The exercise:
Output the full listing word for word.

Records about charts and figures

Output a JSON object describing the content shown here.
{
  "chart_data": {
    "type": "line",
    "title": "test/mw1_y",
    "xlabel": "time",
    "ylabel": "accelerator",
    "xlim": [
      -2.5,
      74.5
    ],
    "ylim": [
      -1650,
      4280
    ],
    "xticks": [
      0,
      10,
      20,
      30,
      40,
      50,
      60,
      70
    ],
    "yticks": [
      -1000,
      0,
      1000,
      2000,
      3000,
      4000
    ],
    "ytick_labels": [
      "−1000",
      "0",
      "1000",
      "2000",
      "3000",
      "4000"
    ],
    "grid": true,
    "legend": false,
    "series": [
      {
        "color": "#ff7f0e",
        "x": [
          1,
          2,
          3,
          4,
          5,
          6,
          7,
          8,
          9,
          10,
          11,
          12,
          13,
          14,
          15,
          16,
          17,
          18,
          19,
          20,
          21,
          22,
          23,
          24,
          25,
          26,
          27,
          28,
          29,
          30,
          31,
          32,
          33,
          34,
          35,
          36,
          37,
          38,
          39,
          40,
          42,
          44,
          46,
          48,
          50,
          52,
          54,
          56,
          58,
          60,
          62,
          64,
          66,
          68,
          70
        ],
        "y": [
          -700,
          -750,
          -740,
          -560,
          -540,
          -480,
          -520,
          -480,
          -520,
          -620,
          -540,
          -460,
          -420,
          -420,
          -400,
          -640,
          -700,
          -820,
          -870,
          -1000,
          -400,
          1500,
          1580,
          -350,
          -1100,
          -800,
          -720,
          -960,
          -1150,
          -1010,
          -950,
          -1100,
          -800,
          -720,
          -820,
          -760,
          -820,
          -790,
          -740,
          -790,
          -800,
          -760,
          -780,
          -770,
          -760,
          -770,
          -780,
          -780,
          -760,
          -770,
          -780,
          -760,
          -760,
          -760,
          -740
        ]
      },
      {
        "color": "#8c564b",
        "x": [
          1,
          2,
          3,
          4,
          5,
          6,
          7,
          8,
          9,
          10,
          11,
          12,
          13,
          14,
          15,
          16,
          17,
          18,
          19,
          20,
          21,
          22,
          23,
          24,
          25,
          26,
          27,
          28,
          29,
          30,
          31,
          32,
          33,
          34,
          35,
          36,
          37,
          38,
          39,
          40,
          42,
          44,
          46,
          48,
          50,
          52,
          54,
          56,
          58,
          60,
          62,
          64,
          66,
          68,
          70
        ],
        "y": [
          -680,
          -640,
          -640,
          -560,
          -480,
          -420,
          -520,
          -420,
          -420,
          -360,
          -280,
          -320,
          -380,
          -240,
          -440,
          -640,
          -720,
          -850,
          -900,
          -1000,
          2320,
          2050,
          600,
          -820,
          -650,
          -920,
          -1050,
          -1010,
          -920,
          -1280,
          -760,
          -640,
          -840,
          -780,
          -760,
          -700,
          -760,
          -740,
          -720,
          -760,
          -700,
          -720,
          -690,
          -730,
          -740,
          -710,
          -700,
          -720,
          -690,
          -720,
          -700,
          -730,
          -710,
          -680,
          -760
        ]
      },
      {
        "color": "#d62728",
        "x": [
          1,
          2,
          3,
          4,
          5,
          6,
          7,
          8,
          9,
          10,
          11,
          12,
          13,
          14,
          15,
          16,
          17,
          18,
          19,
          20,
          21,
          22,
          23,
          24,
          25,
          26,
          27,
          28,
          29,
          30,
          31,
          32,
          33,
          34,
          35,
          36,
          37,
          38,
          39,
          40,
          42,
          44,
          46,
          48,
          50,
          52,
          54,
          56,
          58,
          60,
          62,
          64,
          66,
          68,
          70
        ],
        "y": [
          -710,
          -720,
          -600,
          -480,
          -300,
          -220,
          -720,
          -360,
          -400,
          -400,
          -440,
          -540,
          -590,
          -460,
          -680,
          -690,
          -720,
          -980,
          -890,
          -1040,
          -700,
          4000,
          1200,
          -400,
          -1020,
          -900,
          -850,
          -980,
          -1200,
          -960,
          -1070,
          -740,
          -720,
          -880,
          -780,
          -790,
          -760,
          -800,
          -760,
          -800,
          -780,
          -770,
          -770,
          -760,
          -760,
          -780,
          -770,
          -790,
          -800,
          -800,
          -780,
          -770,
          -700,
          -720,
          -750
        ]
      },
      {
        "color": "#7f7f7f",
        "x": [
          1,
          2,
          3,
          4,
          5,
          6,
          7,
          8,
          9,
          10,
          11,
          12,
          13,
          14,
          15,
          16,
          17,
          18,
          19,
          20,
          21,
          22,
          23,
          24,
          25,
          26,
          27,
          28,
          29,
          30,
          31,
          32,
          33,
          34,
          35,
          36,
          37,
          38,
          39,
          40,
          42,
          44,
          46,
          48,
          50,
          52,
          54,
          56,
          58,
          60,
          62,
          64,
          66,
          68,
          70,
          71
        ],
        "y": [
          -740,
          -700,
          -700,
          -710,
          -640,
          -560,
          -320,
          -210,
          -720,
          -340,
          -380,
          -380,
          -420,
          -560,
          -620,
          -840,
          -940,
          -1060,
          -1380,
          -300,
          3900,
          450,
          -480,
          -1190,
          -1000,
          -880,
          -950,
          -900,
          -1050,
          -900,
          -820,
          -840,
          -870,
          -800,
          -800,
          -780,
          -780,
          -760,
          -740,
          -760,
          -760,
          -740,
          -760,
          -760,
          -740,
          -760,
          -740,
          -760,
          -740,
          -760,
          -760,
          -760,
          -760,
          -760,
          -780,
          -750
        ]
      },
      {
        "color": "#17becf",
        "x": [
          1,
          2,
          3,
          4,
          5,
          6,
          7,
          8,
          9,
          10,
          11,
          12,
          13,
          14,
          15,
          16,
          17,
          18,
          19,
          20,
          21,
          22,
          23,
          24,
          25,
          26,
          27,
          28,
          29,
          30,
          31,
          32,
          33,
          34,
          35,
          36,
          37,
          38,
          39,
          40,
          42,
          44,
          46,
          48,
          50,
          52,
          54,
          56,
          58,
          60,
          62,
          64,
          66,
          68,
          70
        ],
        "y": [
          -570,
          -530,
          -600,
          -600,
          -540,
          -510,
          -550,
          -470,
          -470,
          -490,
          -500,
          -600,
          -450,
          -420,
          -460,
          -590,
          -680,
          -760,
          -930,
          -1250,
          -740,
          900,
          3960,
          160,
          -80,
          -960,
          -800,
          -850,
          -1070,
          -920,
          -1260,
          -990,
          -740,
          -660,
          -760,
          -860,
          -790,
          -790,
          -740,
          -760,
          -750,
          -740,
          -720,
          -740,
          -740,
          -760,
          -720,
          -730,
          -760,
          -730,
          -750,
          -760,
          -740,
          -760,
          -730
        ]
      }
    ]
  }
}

Written response:
Output a JSON object describing the content shown here.
{
  "chart_data": {
    "type": "line",
    "title": "test/mw1_y",
    "xlabel": "time",
    "ylabel": "accelerator",
    "xlim": [
      -2.5,
      74.5
    ],
    "ylim": [
      -1650,
      4280
    ],
    "xticks": [
      0,
      10,
      20,
      30,
      40,
      50,
      60,
      70
    ],
    "yticks": [
      -1000,
      0,
      1000,
      2000,
      3000,
      4000
    ],
    "ytick_labels": [
      "−1000",
      "0",
      "1000",
      "2000",
      "3000",
      "4000"
    ],
    "grid": true,
    "legend": false,
    "series": [
      {
        "color": "#ff7f0e",
        "x": [
          1,
          2,
          3,
          4,
          5,
          6,
          7,
          8,
          9,
          10,
          11,
          12,
          13,
          14,
          15,
          16,
          17,
          18,
          19,
          20,
          21,
          22,
          23,
          24,
          25,
          26,
          27,
          28,
          29,
          30,
          31,
          32,
          33,
          34,
          35,
          36,
          37,
          38,
          39,
          40,
          42,
          44,
          46,
          48,
          50,
          52,
          54,
          56,
          58,
          60,
          62,
          64,
          66,
          68,
          70
        ],
        "y": [
          -700,
          -750,
          -740,
          -560,
          -540,
          -480,
          -520,
          -480,
          -520,
          -620,
          -540,
          -460,
          -420,
          -420,
          -400,
          -640,
          -700,
          -820,
          -870,
          -1000,
          -400,
          1500,
          1580,
          -350,
          -1100,
          -800,
          -720,
          -960,
          -1150,
          -1010,
          -950,
          -1100,
          -800,
          -720,
          -820,
          -760,
          -820,
          -790,
          -740,
          -790,
          -800,
          -760,
          -780,
          -770,
          -760,
          -770,
          -780,
          -780,
          -760,
          -770,
          -780,
          -760,
          -760,
          -760,
          -740
        ]
      },
      {
        "color": "#8c564b",
        "x": [
          1,
          2,
          3,
          4,
          5,
          6,
          7,
          8,
          9,
          10,
          11,
          12,
          13,
          14,
          15,
          16,
          17,
          18,
          19,
          20,
          21,
          22,
          23,
          24,
          25,
          26,
          27,
          28,
          29,
          30,
          31,
          32,
          33,
          34,
          35,
          36,
          37,
          38,
          39,
          40,
          42,
          44,
          46,
          48,
          50,
          52,
          54,
          56,
          58,
          60,
          62,
          64,
          66,
          68,
          70
        ],
        "y": [
          -680,
          -640,
          -640,
          -560,
          -480,
          -420,
          -520,
          -420,
          -420,
          -360,
          -280,
          -320,
          -380,
          -240,
          -440,
          -640,
          -720,
          -850,
          -900,
          -1000,
          2320,
          2050,
          600,
          -820,
          -650,
          -920,
          -1050,
          -1010,
          -920,
          -1280,
          -760,
          -640,
          -840,
          -780,
          -760,
          -700,
          -760,
          -740,
          -720,
          -760,
          -700,
          -720,
          -690,
          -730,
          -740,
          -710,
          -700,
          -720,
          -690,
          -720,
          -700,
          -730,
          -710,
          -680,
          -760
        ]
      },
      {
        "color": "#d62728",
        "x": [
          1,
          2,
          3,
          4,
          5,
          6,
          7,
          8,
          9,
          10,
          11,
          12,
          13,
          14,
          15,
          16,
          17,
          18,
          19,
          20,
          21,
          22,
          23,
          24,
          25,
          26,
          27,
          28,
          29,
          30,
          31,
          32,
          33,
          34,
          35,
          36,
          37,
          38,
          39,
          40,
          42,
          44,
          46,
          48,
          50,
          52,
          54,
          56,
          58,
          60,
          62,
          64,
          66,
          68,
          70
        ],
        "y": [
          -710,
          -720,
          -600,
          -480,
          -300,
          -220,
          -720,
          -360,
          -400,
          -400,
          -440,
          -540,
          -590,
          -460,
          -680,
          -690,
          -720,
          -980,
          -890,
          -1040,
          -700,
          4000,
          1200,
          -400,
          -1020,
          -900,
          -850,
          -980,
          -1200,
          -960,
          -1070,
          -740,
          -720,
          -880,
          -780,
          -790,
          -760,
          -800,
          -760,
          -800,
          -780,
          -770,
          -770,
          -760,
          -760,
          -780,
          -770,
          -790,
          -800,
          -800,
          -780,
          -770,
          -700,
          -720,
          -750
        ]
      },
      {
        "color": "#7f7f7f",
        "x": [
          1,
          2,
          3,
          4,
          5,
          6,
          7,
          8,
          9,
          10,
          11,
          12,
          13,
          14,
          15,
          16,
          17,
          18,
          19,
          20,
          21,
          22,
          23,
          24,
          25,
          26,
          27,
          28,
          29,
          30,
          31,
          32,
          33,
          34,
          35,
          36,
          37,
          38,
          39,
          40,
          42,
          44,
          46,
          48,
          50,
          52,
          54,
          56,
          58,
          60,
          62,
          64,
          66,
          68,
          70,
          71
        ],
        "y": [
          -740,
          -700,
          -700,
          -710,
          -640,
          -560,
          -320,
          -210,
          -720,
          -340,
          -380,
          -380,
          -420,
          -560,
          -620,
          -840,
          -940,
          -1060,
          -1380,
          -300,
          3900,
          450,
          -480,
          -1190,
          -1000,
          -880,
          -950,
          -900,
          -1050,
          -900,
          -820,
          -840,
          -870,
          -800,
          -800,
          -780,
          -780,
          -760,
          -740,
          -760,
          -760,
          -740,
          -760,
          -760,
          -740,
          -760,
          -740,
          -760,
          -740,
          -760,
          -760,
          -760,
          -760,
          -760,
          -780,
          -750
        ]
      },
      {
        "color": "#17becf",
        "x": [
          1,
          2,
          3,
          4,
          5,
          6,
          7,
          8,
          9,
          10,
          11,
          12,
          13,
          14,
          15,
          16,
          17,
          18,
          19,
          20,
          21,
          22,
          23,
          24,
          25,
          26,
          27,
          28,
          29,
          30,
          31,
          32,
          33,
          34,
          35,
          36,
          37,
          38,
          39,
          40,
          42,
          44,
          46,
          48,
          50,
          52,
          54,
          56,
          58,
          60,
          62,
          64,
          66,
          68,
          70
        ],
        "y": [
          -570,
          -530,
          -600,
          -600,
          -540,
          -510,
          -550,
          -470,
          -470,
          -490,
          -500,
          -600,
          -450,
          -420,
          -460,
          -590,
          -680,
          -760,
          -930,
          -1250,
          -740,
          900,
          3960,
          160,
          -80,
          -960,
          -800,
          -850,
          -1070,
          -920,
          -1260,
          -990,
          -740,
          -660,
          -760,
          -860,
          -790,
          -790,
          -740,
          -760,
          -750,
          -740,
          -720,
          -740,
          -740,
          -760,
          -720,
          -730,
          -760,
          -730,
          -750,
          -760,
          -740,
          -760,
          -730
        ]
      }
    ]
  }
}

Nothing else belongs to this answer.